TASK TO COMPLETE = Return all the lines of the items below unchanged, but drop the picture lines.

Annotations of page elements

######

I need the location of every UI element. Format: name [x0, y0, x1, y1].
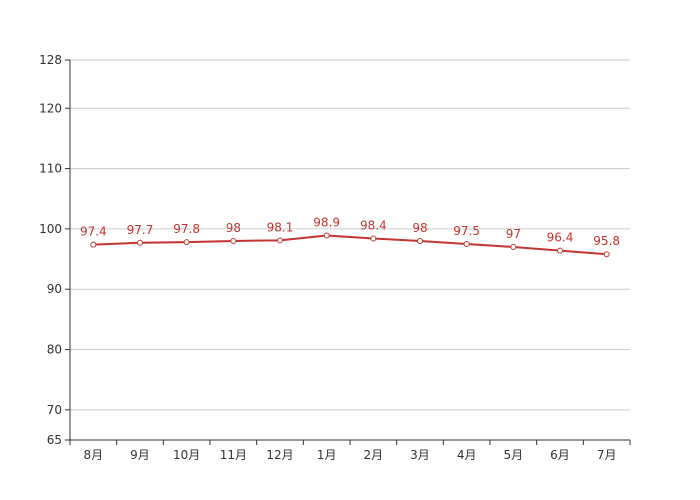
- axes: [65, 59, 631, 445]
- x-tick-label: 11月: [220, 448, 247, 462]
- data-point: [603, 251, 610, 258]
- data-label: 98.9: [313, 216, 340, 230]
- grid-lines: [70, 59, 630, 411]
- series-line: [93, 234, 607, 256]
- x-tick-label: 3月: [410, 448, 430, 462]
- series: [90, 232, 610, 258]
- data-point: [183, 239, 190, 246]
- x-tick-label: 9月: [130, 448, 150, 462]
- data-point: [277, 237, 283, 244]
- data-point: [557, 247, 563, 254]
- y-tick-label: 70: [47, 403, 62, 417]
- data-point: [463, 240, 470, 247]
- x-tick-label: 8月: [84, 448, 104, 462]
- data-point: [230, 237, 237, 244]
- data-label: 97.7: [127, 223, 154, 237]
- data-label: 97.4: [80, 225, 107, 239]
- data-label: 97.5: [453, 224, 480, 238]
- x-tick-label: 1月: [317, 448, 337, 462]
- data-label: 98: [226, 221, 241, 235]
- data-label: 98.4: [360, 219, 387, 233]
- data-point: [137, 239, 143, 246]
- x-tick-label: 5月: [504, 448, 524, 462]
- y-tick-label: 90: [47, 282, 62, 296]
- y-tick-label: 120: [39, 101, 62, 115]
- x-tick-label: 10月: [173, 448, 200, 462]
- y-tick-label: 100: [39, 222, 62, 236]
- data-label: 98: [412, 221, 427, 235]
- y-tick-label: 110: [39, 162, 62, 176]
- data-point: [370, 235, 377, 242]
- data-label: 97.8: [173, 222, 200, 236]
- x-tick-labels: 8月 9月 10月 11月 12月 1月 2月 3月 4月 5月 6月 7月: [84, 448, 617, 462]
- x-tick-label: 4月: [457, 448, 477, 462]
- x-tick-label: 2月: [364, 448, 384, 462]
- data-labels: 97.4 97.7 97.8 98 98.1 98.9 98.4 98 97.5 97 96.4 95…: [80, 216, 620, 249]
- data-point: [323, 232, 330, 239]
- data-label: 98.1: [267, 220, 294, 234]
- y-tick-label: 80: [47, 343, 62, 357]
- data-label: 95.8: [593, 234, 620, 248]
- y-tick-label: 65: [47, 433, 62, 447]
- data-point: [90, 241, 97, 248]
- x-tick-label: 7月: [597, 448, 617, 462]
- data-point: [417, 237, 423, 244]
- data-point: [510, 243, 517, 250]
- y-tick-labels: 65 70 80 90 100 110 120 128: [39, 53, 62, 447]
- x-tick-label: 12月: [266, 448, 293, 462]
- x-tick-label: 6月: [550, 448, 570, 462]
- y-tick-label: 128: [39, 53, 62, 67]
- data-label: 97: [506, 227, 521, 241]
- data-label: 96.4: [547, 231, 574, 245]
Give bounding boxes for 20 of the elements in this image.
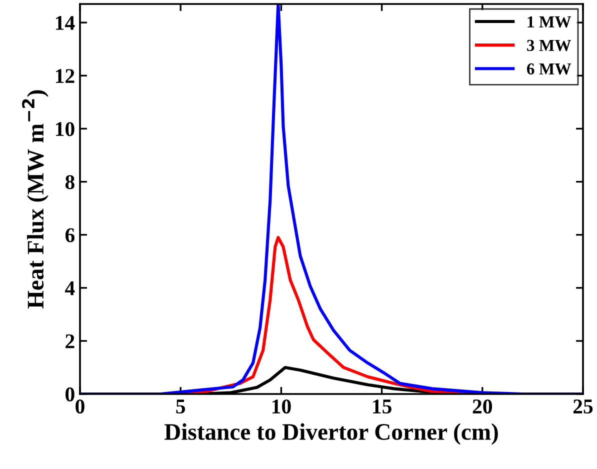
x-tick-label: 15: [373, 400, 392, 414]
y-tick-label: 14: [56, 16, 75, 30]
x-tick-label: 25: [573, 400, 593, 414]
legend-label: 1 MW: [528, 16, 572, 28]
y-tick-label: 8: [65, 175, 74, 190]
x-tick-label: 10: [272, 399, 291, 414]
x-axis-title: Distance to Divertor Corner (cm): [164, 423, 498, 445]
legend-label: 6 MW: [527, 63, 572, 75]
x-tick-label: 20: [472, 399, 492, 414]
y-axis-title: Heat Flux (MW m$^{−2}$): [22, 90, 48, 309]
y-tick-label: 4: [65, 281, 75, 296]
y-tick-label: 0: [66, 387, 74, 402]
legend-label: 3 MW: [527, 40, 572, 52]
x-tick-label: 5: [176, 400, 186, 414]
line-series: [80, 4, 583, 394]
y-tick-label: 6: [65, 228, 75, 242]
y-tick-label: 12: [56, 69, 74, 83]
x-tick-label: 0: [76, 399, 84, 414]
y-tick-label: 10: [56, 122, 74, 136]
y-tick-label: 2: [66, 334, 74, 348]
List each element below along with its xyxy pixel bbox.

######

WORKED SOLUTION =
I need the location of every UI element. Format: name [x0, y0, x1, y1].
- axes: [65, 59, 631, 445]
- x-tick-label: 11月: [220, 448, 247, 462]
- data-point: [603, 251, 610, 258]
- data-label: 98.9: [313, 216, 340, 230]
- grid-lines: [70, 59, 630, 411]
- series-line: [93, 234, 607, 256]
- x-tick-label: 3月: [410, 448, 430, 462]
- series: [90, 232, 610, 258]
- data-point: [183, 239, 190, 246]
- x-tick-label: 9月: [130, 448, 150, 462]
- data-point: [277, 237, 283, 244]
- data-point: [557, 247, 563, 254]
- y-tick-label: 70: [47, 403, 62, 417]
- data-point: [463, 240, 470, 247]
- x-tick-label: 8月: [84, 448, 104, 462]
- data-point: [230, 237, 237, 244]
- data-label: 97.7: [127, 223, 154, 237]
- data-label: 97.4: [80, 225, 107, 239]
- data-label: 97.5: [453, 224, 480, 238]
- x-tick-label: 1月: [317, 448, 337, 462]
- data-label: 98: [226, 221, 241, 235]
- data-label: 98.4: [360, 219, 387, 233]
- data-point: [137, 239, 143, 246]
- x-tick-label: 5月: [504, 448, 524, 462]
- y-tick-label: 90: [47, 282, 62, 296]
- y-tick-label: 120: [39, 101, 62, 115]
- x-tick-label: 10月: [173, 448, 200, 462]
- y-tick-label: 100: [39, 222, 62, 236]
- data-label: 98: [412, 221, 427, 235]
- y-tick-label: 110: [39, 162, 62, 176]
- data-point: [370, 235, 377, 242]
- data-label: 97.8: [173, 222, 200, 236]
- x-tick-labels: 8月 9月 10月 11月 12月 1月 2月 3月 4月 5月 6月 7月: [84, 448, 617, 462]
- x-tick-label: 4月: [457, 448, 477, 462]
- x-tick-label: 2月: [364, 448, 384, 462]
- data-labels: 97.4 97.7 97.8 98 98.1 98.9 98.4 98 97.5 97 96.4 95…: [80, 216, 620, 249]
- data-point: [323, 232, 330, 239]
- data-label: 98.1: [267, 220, 294, 234]
- y-tick-label: 80: [47, 343, 62, 357]
- data-label: 95.8: [593, 234, 620, 248]
- y-tick-label: 65: [47, 433, 62, 447]
- data-point: [90, 241, 97, 248]
- x-tick-label: 7月: [597, 448, 617, 462]
- data-point: [417, 237, 423, 244]
- data-point: [510, 243, 517, 250]
- y-tick-labels: 65 70 80 90 100 110 120 128: [39, 53, 62, 447]
- x-tick-label: 12月: [266, 448, 293, 462]
- x-tick-label: 6月: [550, 448, 570, 462]
- y-tick-label: 128: [39, 53, 62, 67]
- data-label: 97: [506, 227, 521, 241]
- data-label: 96.4: [547, 231, 574, 245]
Give bounding boxes for 20 of the elements in this image.
x-tick-label: 15: [373, 400, 392, 414]
y-tick-label: 14: [56, 16, 75, 30]
x-tick-label: 25: [573, 400, 593, 414]
legend-label: 1 MW: [528, 16, 572, 28]
y-tick-label: 8: [65, 175, 74, 190]
x-tick-label: 10: [272, 399, 291, 414]
x-axis-title: Distance to Divertor Corner (cm): [164, 423, 498, 445]
legend-label: 6 MW: [527, 63, 572, 75]
x-tick-label: 20: [472, 399, 492, 414]
y-axis-title: Heat Flux (MW m$^{−2}$): [22, 90, 48, 309]
y-tick-label: 4: [65, 281, 75, 296]
y-tick-label: 0: [66, 387, 74, 402]
legend-label: 3 MW: [527, 40, 572, 52]
x-tick-label: 5: [176, 400, 186, 414]
line-series: [80, 4, 583, 394]
y-tick-label: 6: [65, 228, 75, 242]
y-tick-label: 12: [56, 69, 74, 83]
x-tick-label: 0: [76, 399, 84, 414]
y-tick-label: 10: [56, 122, 74, 136]
y-tick-label: 2: [66, 334, 74, 348]
List each element below along with its xyxy pixel bbox.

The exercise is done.